**Exercise**
Images must not appear in your copy; reproduce every other part of the records exactly.

Dataset rows about figures

────────────────────────────────────────

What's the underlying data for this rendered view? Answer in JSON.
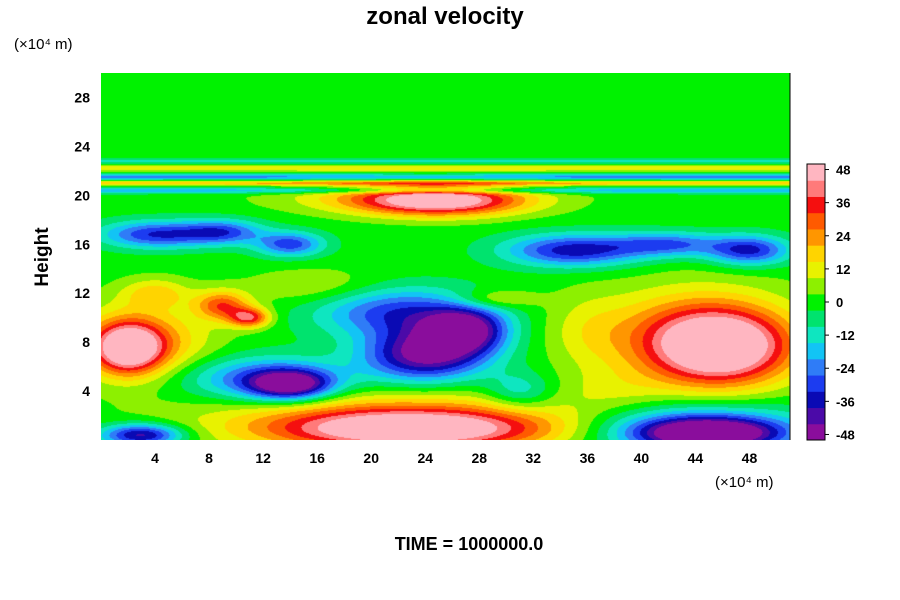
{
  "chart_data": {
    "type": "heatmap",
    "title": "zonal velocity",
    "ylabel": "Height",
    "x_unit": "(×10⁴ m)",
    "y_unit": "(×10⁴ m)",
    "footer": "TIME = 1000000.0",
    "xlim": [
      0,
      51
    ],
    "ylim": [
      0,
      30
    ],
    "xticks": [
      4,
      8,
      12,
      16,
      20,
      24,
      28,
      32,
      36,
      40,
      44,
      48
    ],
    "yticks": [
      4,
      8,
      12,
      16,
      20,
      24,
      28
    ],
    "colorbar": {
      "range": [
        -50,
        50
      ],
      "ticks": [
        48,
        36,
        24,
        12,
        0,
        -12,
        -24,
        -36,
        -48
      ],
      "colors": [
        "#8a0d9c",
        "#4b0aa8",
        "#0a0ab4",
        "#1c3cf0",
        "#2f7cf7",
        "#12c4f5",
        "#0ee6c0",
        "#00e36e",
        "#00f200",
        "#8df000",
        "#e8f200",
        "#ffd400",
        "#ff9600",
        "#ff5a00",
        "#f50f0f",
        "#ff7a7a",
        "#ffb6c1"
      ]
    },
    "features": [
      {
        "x": 24,
        "y": 7,
        "rx": 4.5,
        "ry": 2.2,
        "v": -48
      },
      {
        "x": 27,
        "y": 9,
        "rx": 3,
        "ry": 1.8,
        "v": -44
      },
      {
        "x": 22,
        "y": 10.5,
        "rx": 6,
        "ry": 2,
        "v": -30
      },
      {
        "x": 14,
        "y": 4.5,
        "rx": 3,
        "ry": 1.2,
        "v": -44
      },
      {
        "x": 12,
        "y": 5,
        "rx": 6,
        "ry": 1.8,
        "v": -28
      },
      {
        "x": 2,
        "y": 7.5,
        "rx": 2.5,
        "ry": 2,
        "v": 48
      },
      {
        "x": 3,
        "y": 8,
        "rx": 5,
        "ry": 3,
        "v": 24
      },
      {
        "x": 46,
        "y": 7.5,
        "rx": 5,
        "ry": 3,
        "v": 46
      },
      {
        "x": 44,
        "y": 8.5,
        "rx": 7,
        "ry": 3.8,
        "v": 28
      },
      {
        "x": 23,
        "y": 0.8,
        "rx": 10,
        "ry": 1.6,
        "v": 46
      },
      {
        "x": 22,
        "y": 1.8,
        "rx": 14,
        "ry": 2.4,
        "v": 22
      },
      {
        "x": 45,
        "y": 0.5,
        "rx": 5,
        "ry": 1.2,
        "v": -48
      },
      {
        "x": 44,
        "y": 1,
        "rx": 8,
        "ry": 2,
        "v": -30
      },
      {
        "x": 3,
        "y": 0.4,
        "rx": 3,
        "ry": 0.9,
        "v": -42
      },
      {
        "x": 25,
        "y": 19.5,
        "rx": 6,
        "ry": 1.2,
        "v": 42
      },
      {
        "x": 23,
        "y": 19.8,
        "rx": 9,
        "ry": 1.2,
        "v": 18
      },
      {
        "x": 4,
        "y": 16.8,
        "rx": 4,
        "ry": 1.1,
        "v": -32
      },
      {
        "x": 9,
        "y": 17,
        "rx": 3,
        "ry": 1,
        "v": -28
      },
      {
        "x": 14,
        "y": 16,
        "rx": 2.5,
        "ry": 1,
        "v": -30
      },
      {
        "x": 35,
        "y": 15.5,
        "rx": 5,
        "ry": 1.3,
        "v": -36
      },
      {
        "x": 48,
        "y": 15.5,
        "rx": 3,
        "ry": 1.2,
        "v": -34
      },
      {
        "x": 42,
        "y": 16,
        "rx": 4,
        "ry": 1,
        "v": -26
      },
      {
        "x": 9,
        "y": 11,
        "rx": 2,
        "ry": 1.2,
        "v": 30
      },
      {
        "x": 11,
        "y": 10,
        "rx": 1.5,
        "ry": 0.8,
        "v": 36
      },
      {
        "x": 4,
        "y": 12,
        "rx": 2.5,
        "ry": 1.2,
        "v": 16
      },
      {
        "x": 29,
        "y": 11.5,
        "rx": 3,
        "ry": 0.8,
        "v": 14
      },
      {
        "x": 16,
        "y": 12.5,
        "rx": 5,
        "ry": 1.5,
        "v": 10
      },
      {
        "x": 36,
        "y": 9,
        "rx": 3,
        "ry": 3,
        "v": 8
      },
      {
        "x": 38,
        "y": 4,
        "rx": 4,
        "ry": 2,
        "v": 6
      },
      {
        "x": 31,
        "y": 4,
        "rx": 2.5,
        "ry": 1.5,
        "v": -16
      }
    ],
    "bands": [
      {
        "y": 21.5,
        "half_width": 0.25,
        "v": -22
      },
      {
        "y": 21,
        "half_width": 0.2,
        "v": 20
      },
      {
        "y": 20.4,
        "half_width": 0.25,
        "v": -18
      },
      {
        "y": 22.2,
        "half_width": 0.25,
        "v": 14
      },
      {
        "y": 22.8,
        "half_width": 0.25,
        "v": -10
      }
    ]
  }
}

────────────────────────────────────────

**The answer**
What's the underlying data for this rendered view? Answer in JSON.
{
  "chart_data": {
    "type": "heatmap",
    "title": "zonal velocity",
    "ylabel": "Height",
    "x_unit": "(×10⁴ m)",
    "y_unit": "(×10⁴ m)",
    "footer": "TIME = 1000000.0",
    "xlim": [
      0,
      51
    ],
    "ylim": [
      0,
      30
    ],
    "xticks": [
      4,
      8,
      12,
      16,
      20,
      24,
      28,
      32,
      36,
      40,
      44,
      48
    ],
    "yticks": [
      4,
      8,
      12,
      16,
      20,
      24,
      28
    ],
    "colorbar": {
      "range": [
        -50,
        50
      ],
      "ticks": [
        48,
        36,
        24,
        12,
        0,
        -12,
        -24,
        -36,
        -48
      ],
      "colors": [
        "#8a0d9c",
        "#4b0aa8",
        "#0a0ab4",
        "#1c3cf0",
        "#2f7cf7",
        "#12c4f5",
        "#0ee6c0",
        "#00e36e",
        "#00f200",
        "#8df000",
        "#e8f200",
        "#ffd400",
        "#ff9600",
        "#ff5a00",
        "#f50f0f",
        "#ff7a7a",
        "#ffb6c1"
      ]
    },
    "features": [
      {
        "x": 24,
        "y": 7,
        "rx": 4.5,
        "ry": 2.2,
        "v": -48
      },
      {
        "x": 27,
        "y": 9,
        "rx": 3,
        "ry": 1.8,
        "v": -44
      },
      {
        "x": 22,
        "y": 10.5,
        "rx": 6,
        "ry": 2,
        "v": -30
      },
      {
        "x": 14,
        "y": 4.5,
        "rx": 3,
        "ry": 1.2,
        "v": -44
      },
      {
        "x": 12,
        "y": 5,
        "rx": 6,
        "ry": 1.8,
        "v": -28
      },
      {
        "x": 2,
        "y": 7.5,
        "rx": 2.5,
        "ry": 2,
        "v": 48
      },
      {
        "x": 3,
        "y": 8,
        "rx": 5,
        "ry": 3,
        "v": 24
      },
      {
        "x": 46,
        "y": 7.5,
        "rx": 5,
        "ry": 3,
        "v": 46
      },
      {
        "x": 44,
        "y": 8.5,
        "rx": 7,
        "ry": 3.8,
        "v": 28
      },
      {
        "x": 23,
        "y": 0.8,
        "rx": 10,
        "ry": 1.6,
        "v": 46
      },
      {
        "x": 22,
        "y": 1.8,
        "rx": 14,
        "ry": 2.4,
        "v": 22
      },
      {
        "x": 45,
        "y": 0.5,
        "rx": 5,
        "ry": 1.2,
        "v": -48
      },
      {
        "x": 44,
        "y": 1,
        "rx": 8,
        "ry": 2,
        "v": -30
      },
      {
        "x": 3,
        "y": 0.4,
        "rx": 3,
        "ry": 0.9,
        "v": -42
      },
      {
        "x": 25,
        "y": 19.5,
        "rx": 6,
        "ry": 1.2,
        "v": 42
      },
      {
        "x": 23,
        "y": 19.8,
        "rx": 9,
        "ry": 1.2,
        "v": 18
      },
      {
        "x": 4,
        "y": 16.8,
        "rx": 4,
        "ry": 1.1,
        "v": -32
      },
      {
        "x": 9,
        "y": 17,
        "rx": 3,
        "ry": 1,
        "v": -28
      },
      {
        "x": 14,
        "y": 16,
        "rx": 2.5,
        "ry": 1,
        "v": -30
      },
      {
        "x": 35,
        "y": 15.5,
        "rx": 5,
        "ry": 1.3,
        "v": -36
      },
      {
        "x": 48,
        "y": 15.5,
        "rx": 3,
        "ry": 1.2,
        "v": -34
      },
      {
        "x": 42,
        "y": 16,
        "rx": 4,
        "ry": 1,
        "v": -26
      },
      {
        "x": 9,
        "y": 11,
        "rx": 2,
        "ry": 1.2,
        "v": 30
      },
      {
        "x": 11,
        "y": 10,
        "rx": 1.5,
        "ry": 0.8,
        "v": 36
      },
      {
        "x": 4,
        "y": 12,
        "rx": 2.5,
        "ry": 1.2,
        "v": 16
      },
      {
        "x": 29,
        "y": 11.5,
        "rx": 3,
        "ry": 0.8,
        "v": 14
      },
      {
        "x": 16,
        "y": 12.5,
        "rx": 5,
        "ry": 1.5,
        "v": 10
      },
      {
        "x": 36,
        "y": 9,
        "rx": 3,
        "ry": 3,
        "v": 8
      },
      {
        "x": 38,
        "y": 4,
        "rx": 4,
        "ry": 2,
        "v": 6
      },
      {
        "x": 31,
        "y": 4,
        "rx": 2.5,
        "ry": 1.5,
        "v": -16
      }
    ],
    "bands": [
      {
        "y": 21.5,
        "half_width": 0.25,
        "v": -22
      },
      {
        "y": 21,
        "half_width": 0.2,
        "v": 20
      },
      {
        "y": 20.4,
        "half_width": 0.25,
        "v": -18
      },
      {
        "y": 22.2,
        "half_width": 0.25,
        "v": 14
      },
      {
        "y": 22.8,
        "half_width": 0.25,
        "v": -10
      }
    ]
  }
}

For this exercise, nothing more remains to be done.